GIVEN REQUEST
Quote the entries that follow exactly, leaving none out.

====

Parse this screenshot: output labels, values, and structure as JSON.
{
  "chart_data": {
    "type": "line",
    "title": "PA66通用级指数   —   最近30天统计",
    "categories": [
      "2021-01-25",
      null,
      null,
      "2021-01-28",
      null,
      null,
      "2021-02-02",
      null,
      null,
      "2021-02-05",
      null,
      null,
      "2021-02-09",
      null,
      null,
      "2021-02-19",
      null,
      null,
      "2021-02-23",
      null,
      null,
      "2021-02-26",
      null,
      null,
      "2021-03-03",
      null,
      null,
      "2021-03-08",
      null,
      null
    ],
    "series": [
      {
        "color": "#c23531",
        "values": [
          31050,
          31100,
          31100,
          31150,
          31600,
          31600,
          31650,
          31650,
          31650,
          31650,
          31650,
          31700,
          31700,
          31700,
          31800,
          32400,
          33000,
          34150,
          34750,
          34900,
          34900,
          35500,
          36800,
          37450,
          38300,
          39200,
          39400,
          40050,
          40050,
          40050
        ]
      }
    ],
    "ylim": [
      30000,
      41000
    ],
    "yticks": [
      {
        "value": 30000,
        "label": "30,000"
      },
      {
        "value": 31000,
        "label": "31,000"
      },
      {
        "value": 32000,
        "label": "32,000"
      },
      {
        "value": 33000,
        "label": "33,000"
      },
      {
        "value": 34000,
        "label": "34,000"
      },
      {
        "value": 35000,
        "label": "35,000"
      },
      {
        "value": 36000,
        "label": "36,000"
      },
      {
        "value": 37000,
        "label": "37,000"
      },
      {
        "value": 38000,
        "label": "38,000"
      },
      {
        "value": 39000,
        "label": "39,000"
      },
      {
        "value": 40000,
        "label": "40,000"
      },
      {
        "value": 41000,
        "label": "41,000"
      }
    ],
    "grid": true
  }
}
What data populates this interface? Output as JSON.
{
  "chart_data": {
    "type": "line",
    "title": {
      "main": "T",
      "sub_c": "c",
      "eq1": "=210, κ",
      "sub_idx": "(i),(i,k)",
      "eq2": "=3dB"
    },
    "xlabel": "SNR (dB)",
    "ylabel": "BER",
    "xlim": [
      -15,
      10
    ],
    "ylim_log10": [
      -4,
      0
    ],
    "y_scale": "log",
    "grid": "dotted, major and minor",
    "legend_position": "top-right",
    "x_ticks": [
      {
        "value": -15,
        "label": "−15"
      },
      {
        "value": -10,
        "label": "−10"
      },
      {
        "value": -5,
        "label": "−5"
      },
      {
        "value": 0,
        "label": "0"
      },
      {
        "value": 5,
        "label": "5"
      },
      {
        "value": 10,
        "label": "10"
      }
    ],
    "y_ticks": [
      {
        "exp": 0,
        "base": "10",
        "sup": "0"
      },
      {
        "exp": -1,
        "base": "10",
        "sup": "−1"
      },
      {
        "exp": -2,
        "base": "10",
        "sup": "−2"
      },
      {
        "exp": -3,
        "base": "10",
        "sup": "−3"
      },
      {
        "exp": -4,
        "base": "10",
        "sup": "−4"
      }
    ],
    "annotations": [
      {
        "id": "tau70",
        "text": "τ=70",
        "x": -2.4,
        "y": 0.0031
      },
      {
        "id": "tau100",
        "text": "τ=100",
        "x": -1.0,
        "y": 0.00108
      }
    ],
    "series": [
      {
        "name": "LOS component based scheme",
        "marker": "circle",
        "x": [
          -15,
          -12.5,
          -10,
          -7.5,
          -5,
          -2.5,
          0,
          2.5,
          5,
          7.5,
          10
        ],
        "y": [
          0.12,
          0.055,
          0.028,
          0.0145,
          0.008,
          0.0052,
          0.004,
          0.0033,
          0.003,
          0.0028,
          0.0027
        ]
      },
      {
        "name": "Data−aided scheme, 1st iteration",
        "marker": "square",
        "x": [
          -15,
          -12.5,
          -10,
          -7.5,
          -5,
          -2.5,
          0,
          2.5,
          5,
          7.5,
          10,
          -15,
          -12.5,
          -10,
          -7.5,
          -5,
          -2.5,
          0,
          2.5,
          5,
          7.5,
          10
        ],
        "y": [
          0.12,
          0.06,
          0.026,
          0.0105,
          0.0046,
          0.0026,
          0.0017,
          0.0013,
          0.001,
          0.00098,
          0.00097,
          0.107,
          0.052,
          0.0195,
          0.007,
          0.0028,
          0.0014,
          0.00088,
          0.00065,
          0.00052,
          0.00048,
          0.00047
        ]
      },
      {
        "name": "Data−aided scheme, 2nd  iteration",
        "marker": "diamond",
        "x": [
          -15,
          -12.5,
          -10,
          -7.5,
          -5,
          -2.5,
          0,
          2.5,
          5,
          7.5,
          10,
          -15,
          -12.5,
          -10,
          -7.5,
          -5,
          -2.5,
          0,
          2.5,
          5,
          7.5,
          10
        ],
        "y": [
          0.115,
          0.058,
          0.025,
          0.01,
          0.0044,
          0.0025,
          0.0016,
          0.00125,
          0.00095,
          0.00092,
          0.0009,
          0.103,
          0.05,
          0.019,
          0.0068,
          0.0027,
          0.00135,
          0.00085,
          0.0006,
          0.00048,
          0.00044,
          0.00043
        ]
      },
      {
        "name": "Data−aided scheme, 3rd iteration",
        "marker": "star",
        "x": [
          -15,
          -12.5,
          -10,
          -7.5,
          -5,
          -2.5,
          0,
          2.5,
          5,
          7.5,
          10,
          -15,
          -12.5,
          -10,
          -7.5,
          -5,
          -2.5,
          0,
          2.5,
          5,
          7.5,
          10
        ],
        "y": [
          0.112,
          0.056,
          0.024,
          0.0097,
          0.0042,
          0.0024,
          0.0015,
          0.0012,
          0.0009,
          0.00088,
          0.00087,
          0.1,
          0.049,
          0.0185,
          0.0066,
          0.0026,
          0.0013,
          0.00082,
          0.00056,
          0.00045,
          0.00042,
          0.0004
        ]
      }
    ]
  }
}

====

RESULT
Parse this screenshot: output labels, values, and structure as JSON.
{
  "chart_data": {
    "type": "line",
    "title": "PA66通用级指数   —   最近30天统计",
    "categories": [
      "2021-01-25",
      null,
      null,
      "2021-01-28",
      null,
      null,
      "2021-02-02",
      null,
      null,
      "2021-02-05",
      null,
      null,
      "2021-02-09",
      null,
      null,
      "2021-02-19",
      null,
      null,
      "2021-02-23",
      null,
      null,
      "2021-02-26",
      null,
      null,
      "2021-03-03",
      null,
      null,
      "2021-03-08",
      null,
      null
    ],
    "series": [
      {
        "color": "#c23531",
        "values": [
          31050,
          31100,
          31100,
          31150,
          31600,
          31600,
          31650,
          31650,
          31650,
          31650,
          31650,
          31700,
          31700,
          31700,
          31800,
          32400,
          33000,
          34150,
          34750,
          34900,
          34900,
          35500,
          36800,
          37450,
          38300,
          39200,
          39400,
          40050,
          40050,
          40050
        ]
      }
    ],
    "ylim": [
      30000,
      41000
    ],
    "yticks": [
      {
        "value": 30000,
        "label": "30,000"
      },
      {
        "value": 31000,
        "label": "31,000"
      },
      {
        "value": 32000,
        "label": "32,000"
      },
      {
        "value": 33000,
        "label": "33,000"
      },
      {
        "value": 34000,
        "label": "34,000"
      },
      {
        "value": 35000,
        "label": "35,000"
      },
      {
        "value": 36000,
        "label": "36,000"
      },
      {
        "value": 37000,
        "label": "37,000"
      },
      {
        "value": 38000,
        "label": "38,000"
      },
      {
        "value": 39000,
        "label": "39,000"
      },
      {
        "value": 40000,
        "label": "40,000"
      },
      {
        "value": 41000,
        "label": "41,000"
      }
    ],
    "grid": true
  }
}
What data populates this interface? Output as JSON.
{
  "chart_data": {
    "type": "line",
    "title": {
      "main": "T",
      "sub_c": "c",
      "eq1": "=210, κ",
      "sub_idx": "(i),(i,k)",
      "eq2": "=3dB"
    },
    "xlabel": "SNR (dB)",
    "ylabel": "BER",
    "xlim": [
      -15,
      10
    ],
    "ylim_log10": [
      -4,
      0
    ],
    "y_scale": "log",
    "grid": "dotted, major and minor",
    "legend_position": "top-right",
    "x_ticks": [
      {
        "value": -15,
        "label": "−15"
      },
      {
        "value": -10,
        "label": "−10"
      },
      {
        "value": -5,
        "label": "−5"
      },
      {
        "value": 0,
        "label": "0"
      },
      {
        "value": 5,
        "label": "5"
      },
      {
        "value": 10,
        "label": "10"
      }
    ],
    "y_ticks": [
      {
        "exp": 0,
        "base": "10",
        "sup": "0"
      },
      {
        "exp": -1,
        "base": "10",
        "sup": "−1"
      },
      {
        "exp": -2,
        "base": "10",
        "sup": "−2"
      },
      {
        "exp": -3,
        "base": "10",
        "sup": "−3"
      },
      {
        "exp": -4,
        "base": "10",
        "sup": "−4"
      }
    ],
    "annotations": [
      {
        "id": "tau70",
        "text": "τ=70",
        "x": -2.4,
        "y": 0.0031
      },
      {
        "id": "tau100",
        "text": "τ=100",
        "x": -1.0,
        "y": 0.00108
      }
    ],
    "series": [
      {
        "name": "LOS component based scheme",
        "marker": "circle",
        "x": [
          -15,
          -12.5,
          -10,
          -7.5,
          -5,
          -2.5,
          0,
          2.5,
          5,
          7.5,
          10
        ],
        "y": [
          0.12,
          0.055,
          0.028,
          0.0145,
          0.008,
          0.0052,
          0.004,
          0.0033,
          0.003,
          0.0028,
          0.0027
        ]
      },
      {
        "name": "Data−aided scheme, 1st iteration",
        "marker": "square",
        "x": [
          -15,
          -12.5,
          -10,
          -7.5,
          -5,
          -2.5,
          0,
          2.5,
          5,
          7.5,
          10,
          -15,
          -12.5,
          -10,
          -7.5,
          -5,
          -2.5,
          0,
          2.5,
          5,
          7.5,
          10
        ],
        "y": [
          0.12,
          0.06,
          0.026,
          0.0105,
          0.0046,
          0.0026,
          0.0017,
          0.0013,
          0.001,
          0.00098,
          0.00097,
          0.107,
          0.052,
          0.0195,
          0.007,
          0.0028,
          0.0014,
          0.00088,
          0.00065,
          0.00052,
          0.00048,
          0.00047
        ]
      },
      {
        "name": "Data−aided scheme, 2nd  iteration",
        "marker": "diamond",
        "x": [
          -15,
          -12.5,
          -10,
          -7.5,
          -5,
          -2.5,
          0,
          2.5,
          5,
          7.5,
          10,
          -15,
          -12.5,
          -10,
          -7.5,
          -5,
          -2.5,
          0,
          2.5,
          5,
          7.5,
          10
        ],
        "y": [
          0.115,
          0.058,
          0.025,
          0.01,
          0.0044,
          0.0025,
          0.0016,
          0.00125,
          0.00095,
          0.00092,
          0.0009,
          0.103,
          0.05,
          0.019,
          0.0068,
          0.0027,
          0.00135,
          0.00085,
          0.0006,
          0.00048,
          0.00044,
          0.00043
        ]
      },
      {
        "name": "Data−aided scheme, 3rd iteration",
        "marker": "star",
        "x": [
          -15,
          -12.5,
          -10,
          -7.5,
          -5,
          -2.5,
          0,
          2.5,
          5,
          7.5,
          10,
          -15,
          -12.5,
          -10,
          -7.5,
          -5,
          -2.5,
          0,
          2.5,
          5,
          7.5,
          10
        ],
        "y": [
          0.112,
          0.056,
          0.024,
          0.0097,
          0.0042,
          0.0024,
          0.0015,
          0.0012,
          0.0009,
          0.00088,
          0.00087,
          0.1,
          0.049,
          0.0185,
          0.0066,
          0.0026,
          0.0013,
          0.00082,
          0.00056,
          0.00045,
          0.00042,
          0.0004
        ]
      }
    ]
  }
}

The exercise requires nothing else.